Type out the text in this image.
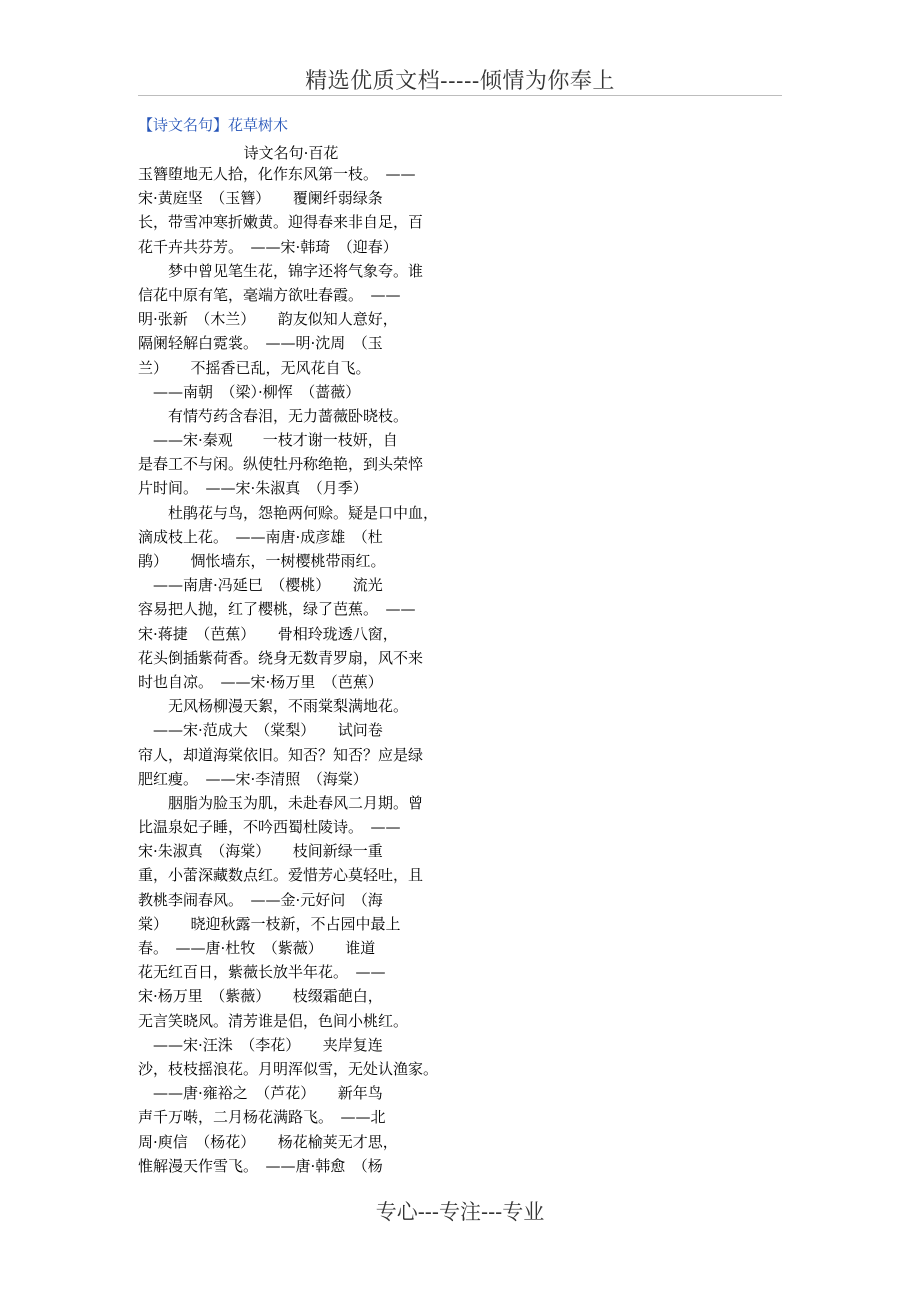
精选优质文档-----倾情为你奉上
【诗文名句】花草树木
诗文名句·百花
玉簪堕地无人拾，化作东风第一枝。　——
宋·黄庭坚　（玉簪）　　覆阑纤弱绿条
长，带雪冲寒折嫩黄。迎得春来非自足，百
花千卉共芬芳。　——宋·韩琦　（迎春）
　　梦中曾见笔生花，锦字还将气象夸。谁
信花中原有笔，毫端方欲吐春霞。　——
明·张新　（木兰）　　韵友似知人意好，
隔阑轻解白霓裳。　——明·沈周　（玉
兰）　　不摇香已乱，无风花自飞。
　——南朝　（梁）·柳恽　（蔷薇）
　　有情芍药含春泪，无力蔷薇卧晓枝。
　——宋·秦观　　一枝才谢一枝妍，自
是春工不与闲。纵使牡丹称绝艳，到头荣悴
片时间。　——宋·朱淑真　（月季）
　　杜鹃花与鸟，怨艳两何赊。疑是口中血，
滴成枝上花。　——南唐·成彦雄　（杜
鹃）　　惆怅墙东，一树樱桃带雨红。
　——南唐·冯延巳　（樱桃）　　流光
容易把人抛，红了樱桃，绿了芭蕉。　——
宋·蒋捷　（芭蕉）　　骨相玲珑透八窗，
花头倒插紫荷香。绕身无数青罗扇，风不来
时也自凉。　——宋·杨万里　（芭蕉）
　　无风杨柳漫天絮，不雨棠梨满地花。
　——宋·范成大　（棠梨）　　试问卷
帘人，却道海棠依旧。知否？知否？应是绿
肥红瘦。　——宋·李清照　（海棠）
　　胭脂为脸玉为肌，未赴春风二月期。曾
比温泉妃子睡，不吟西蜀杜陵诗。　——
宋·朱淑真　（海棠）　　枝间新绿一重
重，小蕾深藏数点红。爱惜芳心莫轻吐，且
教桃李闹春风。　——金·元好问　（海
棠）　　晓迎秋露一枝新，不占园中最上
春。　——唐·杜牧　（紫薇）　　谁道
花无红百日，紫薇长放半年花。　——
宋·杨万里　（紫薇）　　枝缀霜葩白，
无言笑晓风。清芳谁是侣，色间小桃红。
　——宋·汪洙　（李花）　　夹岸复连
沙，枝枝摇浪花。月明浑似雪，无处认渔家。
　——唐·雍裕之　（芦花）　　新年鸟
声千万啭，二月杨花满路飞。　——北
周·庾信　（杨花）　　杨花榆荚无才思，
惟解漫天作雪飞。　——唐·韩愈　（杨
专心---专注---专业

PROBLEM TO WORK ON: Images must not appear in the copy; reproduce everything else in the records verbatim.

TASK OUTPUT:
Type out the text in this image.
精选优质文档-----倾情为你奉上
【诗文名句】花草树木
诗文名句·百花
玉簪堕地无人拾，化作东风第一枝。　——
宋·黄庭坚　（玉簪）　　覆阑纤弱绿条
长，带雪冲寒折嫩黄。迎得春来非自足，百
花千卉共芬芳。　——宋·韩琦　（迎春）
　　梦中曾见笔生花，锦字还将气象夸。谁
信花中原有笔，毫端方欲吐春霞。　——
明·张新　（木兰）　　韵友似知人意好，
隔阑轻解白霓裳。　——明·沈周　（玉
兰）　　不摇香已乱，无风花自飞。
　——南朝　（梁）·柳恽　（蔷薇）
　　有情芍药含春泪，无力蔷薇卧晓枝。
　——宋·秦观　　一枝才谢一枝妍，自
是春工不与闲。纵使牡丹称绝艳，到头荣悴
片时间。　——宋·朱淑真　（月季）
　　杜鹃花与鸟，怨艳两何赊。疑是口中血，
滴成枝上花。　——南唐·成彦雄　（杜
鹃）　　惆怅墙东，一树樱桃带雨红。
　——南唐·冯延巳　（樱桃）　　流光
容易把人抛，红了樱桃，绿了芭蕉。　——
宋·蒋捷　（芭蕉）　　骨相玲珑透八窗，
花头倒插紫荷香。绕身无数青罗扇，风不来
时也自凉。　——宋·杨万里　（芭蕉）
　　无风杨柳漫天絮，不雨棠梨满地花。
　——宋·范成大　（棠梨）　　试问卷
帘人，却道海棠依旧。知否？知否？应是绿
肥红瘦。　——宋·李清照　（海棠）
　　胭脂为脸玉为肌，未赴春风二月期。曾
比温泉妃子睡，不吟西蜀杜陵诗。　——
宋·朱淑真　（海棠）　　枝间新绿一重
重，小蕾深藏数点红。爱惜芳心莫轻吐，且
教桃李闹春风。　——金·元好问　（海
棠）　　晓迎秋露一枝新，不占园中最上
春。　——唐·杜牧　（紫薇）　　谁道
花无红百日，紫薇长放半年花。　——
宋·杨万里　（紫薇）　　枝缀霜葩白，
无言笑晓风。清芳谁是侣，色间小桃红。
　——宋·汪洙　（李花）　　夹岸复连
沙，枝枝摇浪花。月明浑似雪，无处认渔家。
　——唐·雍裕之　（芦花）　　新年鸟
声千万啭，二月杨花满路飞。　——北
周·庾信　（杨花）　　杨花榆荚无才思，
惟解漫天作雪飞。　——唐·韩愈　（杨
专心---专注---专业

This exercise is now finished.